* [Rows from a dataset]
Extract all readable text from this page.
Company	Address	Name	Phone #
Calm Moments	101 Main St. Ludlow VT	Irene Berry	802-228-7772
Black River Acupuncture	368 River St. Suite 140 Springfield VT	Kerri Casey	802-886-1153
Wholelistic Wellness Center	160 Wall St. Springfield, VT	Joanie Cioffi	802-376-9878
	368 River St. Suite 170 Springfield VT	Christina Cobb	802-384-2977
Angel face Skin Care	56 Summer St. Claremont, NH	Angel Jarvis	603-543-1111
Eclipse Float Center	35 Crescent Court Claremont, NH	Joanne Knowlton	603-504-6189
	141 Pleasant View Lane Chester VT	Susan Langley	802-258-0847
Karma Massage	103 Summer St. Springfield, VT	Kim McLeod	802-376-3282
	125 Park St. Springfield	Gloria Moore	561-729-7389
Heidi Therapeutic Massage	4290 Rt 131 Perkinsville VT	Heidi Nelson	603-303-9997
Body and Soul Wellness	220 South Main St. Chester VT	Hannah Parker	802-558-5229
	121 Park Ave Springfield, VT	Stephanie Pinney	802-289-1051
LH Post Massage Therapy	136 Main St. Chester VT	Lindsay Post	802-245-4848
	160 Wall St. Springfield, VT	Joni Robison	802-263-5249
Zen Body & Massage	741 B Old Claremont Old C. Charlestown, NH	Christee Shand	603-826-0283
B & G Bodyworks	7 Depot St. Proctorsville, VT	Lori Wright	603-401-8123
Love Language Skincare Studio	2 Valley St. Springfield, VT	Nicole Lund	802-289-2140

* [The task] Which lines contain the word "Springfield"? Return each of them.

* [Response]
Black River Acupuncture	368 River St. Suite 140 Springfield VT	Kerri Casey	802-886-1153
Wholelistic Wellness Center	160 Wall St. Springfield, VT	Joanie Cioffi	802-376-9878
	368 River St. Suite 170 Springfield VT	Christina Cobb	802-384-2977
Karma Massage	103 Summer St. Springfield, VT	Kim McLeod	802-376-3282
	125 Park St. Springfield	Gloria Moore	561-729-7389
	121 Park Ave Springfield, VT	Stephanie Pinney	802-289-1051
	160 Wall St. Springfield, VT	Joni Robison	802-263-5249
Love Language Skincare Studio	2 Valley St. Springfield, VT	Nicole Lund	802-289-2140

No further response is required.